┌──

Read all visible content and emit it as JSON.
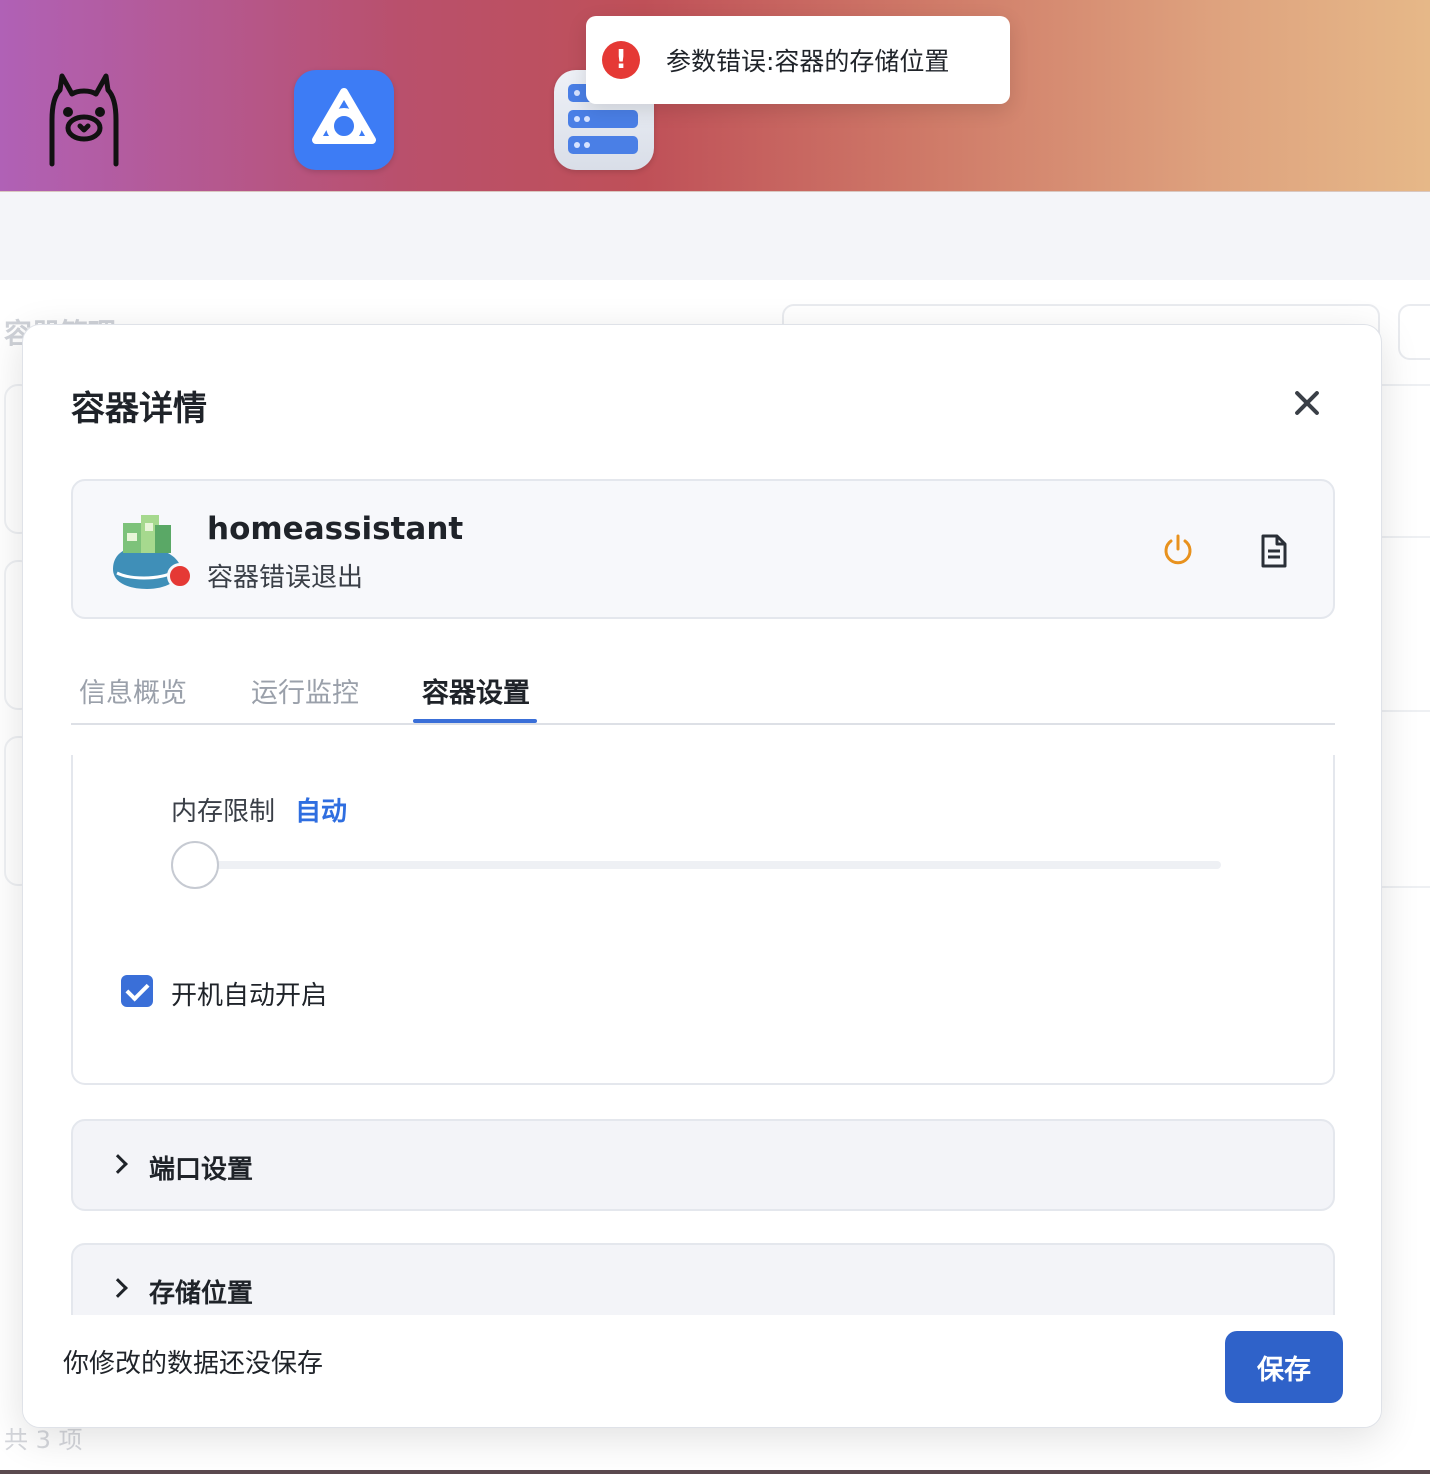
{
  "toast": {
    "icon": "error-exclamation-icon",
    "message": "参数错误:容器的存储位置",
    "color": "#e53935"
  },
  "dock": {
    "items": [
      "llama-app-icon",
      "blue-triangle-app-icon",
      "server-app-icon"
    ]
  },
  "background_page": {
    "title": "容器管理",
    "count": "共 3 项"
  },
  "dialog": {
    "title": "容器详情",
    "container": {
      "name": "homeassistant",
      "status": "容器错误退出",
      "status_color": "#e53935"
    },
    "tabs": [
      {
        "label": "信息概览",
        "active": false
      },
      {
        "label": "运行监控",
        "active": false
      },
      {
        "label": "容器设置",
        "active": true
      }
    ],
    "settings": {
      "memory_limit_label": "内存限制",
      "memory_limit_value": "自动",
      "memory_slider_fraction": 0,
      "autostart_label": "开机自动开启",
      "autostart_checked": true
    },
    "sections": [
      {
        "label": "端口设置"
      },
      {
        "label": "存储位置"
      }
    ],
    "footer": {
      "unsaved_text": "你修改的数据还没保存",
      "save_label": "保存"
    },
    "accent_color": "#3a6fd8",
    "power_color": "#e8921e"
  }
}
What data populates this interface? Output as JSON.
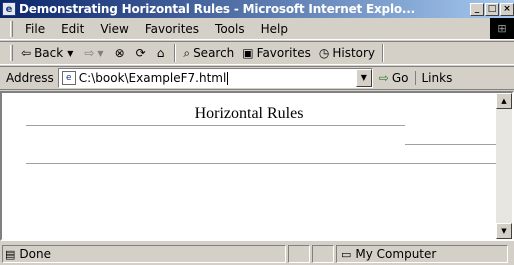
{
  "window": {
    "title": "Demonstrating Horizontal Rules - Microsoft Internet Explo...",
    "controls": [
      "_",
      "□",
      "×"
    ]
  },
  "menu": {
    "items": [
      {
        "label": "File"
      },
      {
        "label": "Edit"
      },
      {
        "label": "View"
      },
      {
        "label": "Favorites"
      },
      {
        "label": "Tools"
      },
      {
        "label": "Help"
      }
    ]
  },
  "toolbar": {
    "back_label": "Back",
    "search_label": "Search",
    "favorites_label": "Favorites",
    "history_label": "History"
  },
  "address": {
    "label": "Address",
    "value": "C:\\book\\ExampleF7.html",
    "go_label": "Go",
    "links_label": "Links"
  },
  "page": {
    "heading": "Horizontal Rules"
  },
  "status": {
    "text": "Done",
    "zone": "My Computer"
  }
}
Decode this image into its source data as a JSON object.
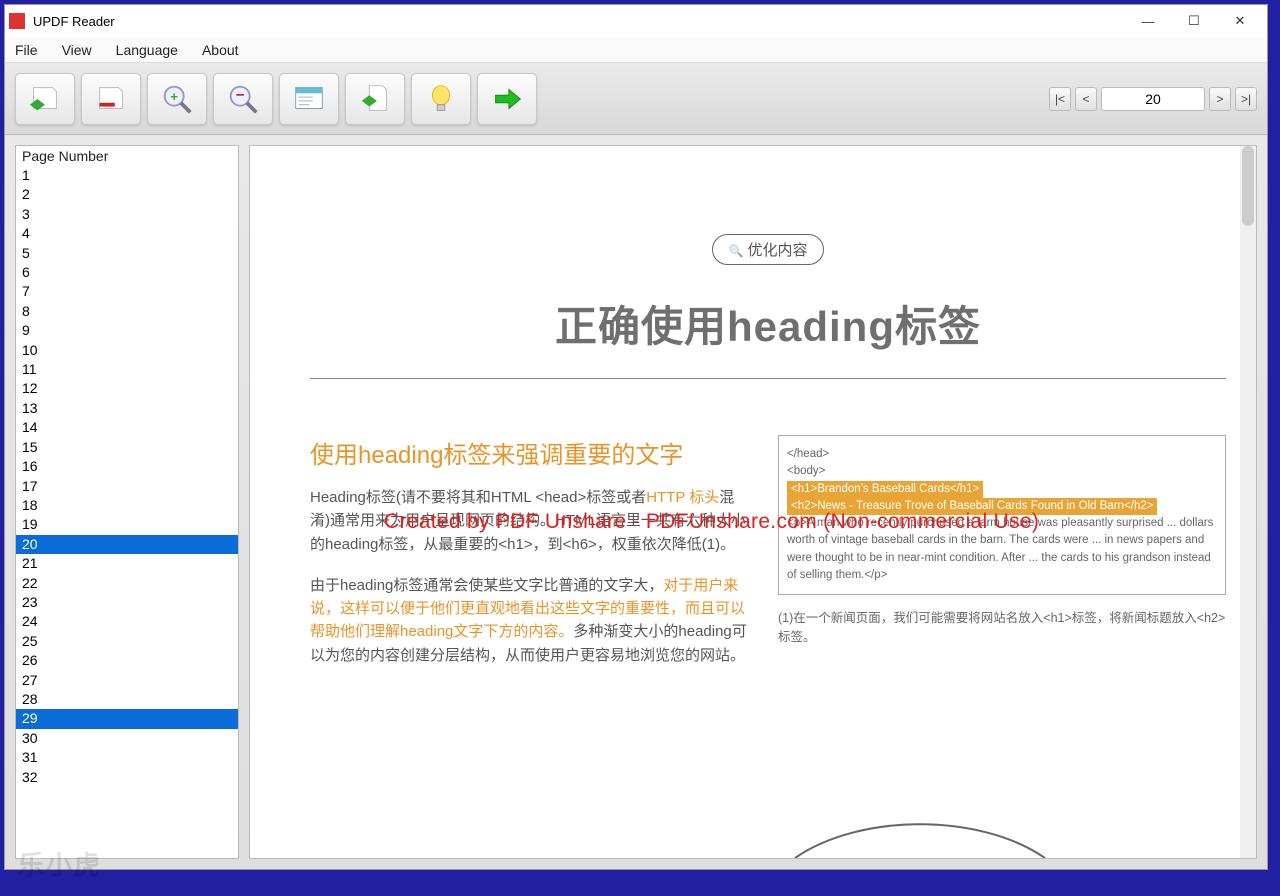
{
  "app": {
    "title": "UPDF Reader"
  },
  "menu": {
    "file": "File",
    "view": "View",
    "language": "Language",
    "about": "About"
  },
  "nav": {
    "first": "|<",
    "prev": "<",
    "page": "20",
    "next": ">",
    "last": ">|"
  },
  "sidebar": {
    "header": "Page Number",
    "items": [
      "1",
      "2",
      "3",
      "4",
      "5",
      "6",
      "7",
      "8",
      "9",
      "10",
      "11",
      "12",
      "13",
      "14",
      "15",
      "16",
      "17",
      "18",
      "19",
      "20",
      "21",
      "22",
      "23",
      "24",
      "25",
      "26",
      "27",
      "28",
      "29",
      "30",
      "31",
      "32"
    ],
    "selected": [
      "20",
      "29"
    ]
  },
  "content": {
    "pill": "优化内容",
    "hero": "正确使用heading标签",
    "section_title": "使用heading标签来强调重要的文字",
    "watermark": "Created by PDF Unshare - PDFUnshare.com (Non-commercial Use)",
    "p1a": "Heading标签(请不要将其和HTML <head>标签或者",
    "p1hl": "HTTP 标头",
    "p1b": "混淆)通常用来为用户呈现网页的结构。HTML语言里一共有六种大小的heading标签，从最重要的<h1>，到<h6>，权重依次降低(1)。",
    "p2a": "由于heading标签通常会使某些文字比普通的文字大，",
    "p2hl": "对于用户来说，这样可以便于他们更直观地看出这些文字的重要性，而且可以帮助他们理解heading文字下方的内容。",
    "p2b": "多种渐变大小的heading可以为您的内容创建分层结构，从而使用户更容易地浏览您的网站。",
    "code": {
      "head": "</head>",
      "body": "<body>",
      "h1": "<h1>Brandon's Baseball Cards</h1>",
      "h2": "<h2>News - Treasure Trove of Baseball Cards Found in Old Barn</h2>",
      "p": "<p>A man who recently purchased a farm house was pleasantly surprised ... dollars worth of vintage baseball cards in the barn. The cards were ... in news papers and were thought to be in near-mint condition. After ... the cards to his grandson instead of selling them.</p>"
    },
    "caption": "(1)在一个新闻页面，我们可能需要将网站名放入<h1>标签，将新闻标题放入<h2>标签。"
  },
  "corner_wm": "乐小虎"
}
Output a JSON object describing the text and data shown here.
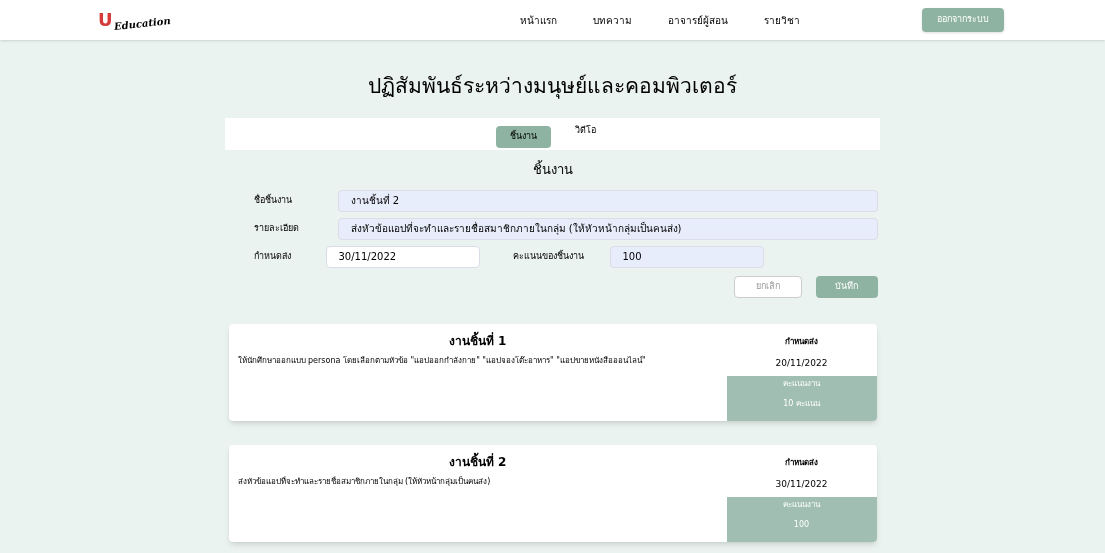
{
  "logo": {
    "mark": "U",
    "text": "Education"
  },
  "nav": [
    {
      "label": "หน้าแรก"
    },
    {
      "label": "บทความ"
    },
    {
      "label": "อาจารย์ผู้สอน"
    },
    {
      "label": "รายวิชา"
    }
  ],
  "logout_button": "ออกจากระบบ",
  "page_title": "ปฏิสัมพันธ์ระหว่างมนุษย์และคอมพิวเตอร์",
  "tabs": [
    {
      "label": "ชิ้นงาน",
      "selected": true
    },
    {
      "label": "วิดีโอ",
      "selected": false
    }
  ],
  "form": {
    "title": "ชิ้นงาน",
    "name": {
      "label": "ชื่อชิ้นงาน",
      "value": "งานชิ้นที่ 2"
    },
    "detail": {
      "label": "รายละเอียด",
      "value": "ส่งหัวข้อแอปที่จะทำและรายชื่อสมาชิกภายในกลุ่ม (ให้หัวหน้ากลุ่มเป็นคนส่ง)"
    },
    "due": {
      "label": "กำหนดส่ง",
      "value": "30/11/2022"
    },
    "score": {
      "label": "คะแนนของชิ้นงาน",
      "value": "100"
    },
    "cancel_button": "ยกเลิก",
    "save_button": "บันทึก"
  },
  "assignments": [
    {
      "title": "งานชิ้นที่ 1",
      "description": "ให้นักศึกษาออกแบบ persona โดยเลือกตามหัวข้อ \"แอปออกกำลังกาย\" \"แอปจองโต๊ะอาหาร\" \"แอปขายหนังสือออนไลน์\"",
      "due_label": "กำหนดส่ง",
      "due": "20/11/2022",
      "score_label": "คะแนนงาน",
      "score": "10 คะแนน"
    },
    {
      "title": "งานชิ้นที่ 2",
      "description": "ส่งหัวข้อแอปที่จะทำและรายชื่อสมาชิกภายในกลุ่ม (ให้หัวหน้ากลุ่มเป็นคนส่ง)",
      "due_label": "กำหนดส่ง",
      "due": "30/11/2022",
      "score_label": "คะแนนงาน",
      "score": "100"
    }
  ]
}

└──

Write out the material above again, word for word, minus its pictures.

(PROBLEM SOLUTION):
Read all visible content and emit it as JSON.
{
  "toast": {
    "icon": "error-exclamation-icon",
    "message": "参数错误:容器的存储位置",
    "color": "#e53935"
  },
  "dock": {
    "items": [
      "llama-app-icon",
      "blue-triangle-app-icon",
      "server-app-icon"
    ]
  },
  "background_page": {
    "title": "容器管理",
    "count": "共 3 项"
  },
  "dialog": {
    "title": "容器详情",
    "container": {
      "name": "homeassistant",
      "status": "容器错误退出",
      "status_color": "#e53935"
    },
    "tabs": [
      {
        "label": "信息概览",
        "active": false
      },
      {
        "label": "运行监控",
        "active": false
      },
      {
        "label": "容器设置",
        "active": true
      }
    ],
    "settings": {
      "memory_limit_label": "内存限制",
      "memory_limit_value": "自动",
      "memory_slider_fraction": 0,
      "autostart_label": "开机自动开启",
      "autostart_checked": true
    },
    "sections": [
      {
        "label": "端口设置"
      },
      {
        "label": "存储位置"
      }
    ],
    "footer": {
      "unsaved_text": "你修改的数据还没保存",
      "save_label": "保存"
    },
    "accent_color": "#3a6fd8",
    "power_color": "#e8921e"
  }
}
What data populates this interface? Output as JSON.
{
  "window": {
    "title": "Demonstrating Horizontal Rules - Microsoft Internet Explo...",
    "controls": [
      "_",
      "□",
      "×"
    ]
  },
  "menu": {
    "items": [
      {
        "label": "File"
      },
      {
        "label": "Edit"
      },
      {
        "label": "View"
      },
      {
        "label": "Favorites"
      },
      {
        "label": "Tools"
      },
      {
        "label": "Help"
      }
    ]
  },
  "toolbar": {
    "back_label": "Back",
    "search_label": "Search",
    "favorites_label": "Favorites",
    "history_label": "History"
  },
  "address": {
    "label": "Address",
    "value": "C:\\book\\ExampleF7.html",
    "go_label": "Go",
    "links_label": "Links"
  },
  "page": {
    "heading": "Horizontal Rules"
  },
  "status": {
    "text": "Done",
    "zone": "My Computer"
  }
}
Decode this image into its source data as a JSON object.
{
  "app": {
    "title": "UPDF Reader"
  },
  "menu": {
    "file": "File",
    "view": "View",
    "language": "Language",
    "about": "About"
  },
  "nav": {
    "first": "|<",
    "prev": "<",
    "page": "20",
    "next": ">",
    "last": ">|"
  },
  "sidebar": {
    "header": "Page Number",
    "items": [
      "1",
      "2",
      "3",
      "4",
      "5",
      "6",
      "7",
      "8",
      "9",
      "10",
      "11",
      "12",
      "13",
      "14",
      "15",
      "16",
      "17",
      "18",
      "19",
      "20",
      "21",
      "22",
      "23",
      "24",
      "25",
      "26",
      "27",
      "28",
      "29",
      "30",
      "31",
      "32"
    ],
    "selected": [
      "20",
      "29"
    ]
  },
  "content": {
    "pill": "优化内容",
    "hero": "正确使用heading标签",
    "section_title": "使用heading标签来强调重要的文字",
    "watermark": "Created by PDF Unshare - PDFUnshare.com (Non-commercial Use)",
    "p1a": "Heading标签(请不要将其和HTML <head>标签或者",
    "p1hl": "HTTP 标头",
    "p1b": "混淆)通常用来为用户呈现网页的结构。HTML语言里一共有六种大小的heading标签，从最重要的<h1>，到<h6>，权重依次降低(1)。",
    "p2a": "由于heading标签通常会使某些文字比普通的文字大，",
    "p2hl": "对于用户来说，这样可以便于他们更直观地看出这些文字的重要性，而且可以帮助他们理解heading文字下方的内容。",
    "p2b": "多种渐变大小的heading可以为您的内容创建分层结构，从而使用户更容易地浏览您的网站。",
    "code": {
      "head": "</head>",
      "body": "<body>",
      "h1": "<h1>Brandon's Baseball Cards</h1>",
      "h2": "<h2>News - Treasure Trove of Baseball Cards Found in Old Barn</h2>",
      "p": "<p>A man who recently purchased a farm house was pleasantly surprised ... dollars worth of vintage baseball cards in the barn. The cards were ... in news papers and were thought to be in near-mint condition. After ... the cards to his grandson instead of selling them.</p>"
    },
    "caption": "(1)在一个新闻页面，我们可能需要将网站名放入<h1>标签，将新闻标题放入<h2>标签。"
  },
  "corner_wm": "乐小虎"
}
Output a JSON object describing the text and data shown here.
{
  "logo": {
    "mark": "U",
    "text": "Education"
  },
  "nav": [
    {
      "label": "หน้าแรก"
    },
    {
      "label": "บทความ"
    },
    {
      "label": "อาจารย์ผู้สอน"
    },
    {
      "label": "รายวิชา"
    }
  ],
  "logout_button": "ออกจากระบบ",
  "page_title": "ปฏิสัมพันธ์ระหว่างมนุษย์และคอมพิวเตอร์",
  "tabs": [
    {
      "label": "ชิ้นงาน",
      "selected": true
    },
    {
      "label": "วิดีโอ",
      "selected": false
    }
  ],
  "form": {
    "title": "ชิ้นงาน",
    "name": {
      "label": "ชื่อชิ้นงาน",
      "value": "งานชิ้นที่ 2"
    },
    "detail": {
      "label": "รายละเอียด",
      "value": "ส่งหัวข้อแอปที่จะทำและรายชื่อสมาชิกภายในกลุ่ม (ให้หัวหน้ากลุ่มเป็นคนส่ง)"
    },
    "due": {
      "label": "กำหนดส่ง",
      "value": "30/11/2022"
    },
    "score": {
      "label": "คะแนนของชิ้นงาน",
      "value": "100"
    },
    "cancel_button": "ยกเลิก",
    "save_button": "บันทึก"
  },
  "assignments": [
    {
      "title": "งานชิ้นที่ 1",
      "description": "ให้นักศึกษาออกแบบ persona โดยเลือกตามหัวข้อ \"แอปออกกำลังกาย\" \"แอปจองโต๊ะอาหาร\" \"แอปขายหนังสือออนไลน์\"",
      "due_label": "กำหนดส่ง",
      "due": "20/11/2022",
      "score_label": "คะแนนงาน",
      "score": "10 คะแนน"
    },
    {
      "title": "งานชิ้นที่ 2",
      "description": "ส่งหัวข้อแอปที่จะทำและรายชื่อสมาชิกภายในกลุ่ม (ให้หัวหน้ากลุ่มเป็นคนส่ง)",
      "due_label": "กำหนดส่ง",
      "due": "30/11/2022",
      "score_label": "คะแนนงาน",
      "score": "100"
    }
  ]
}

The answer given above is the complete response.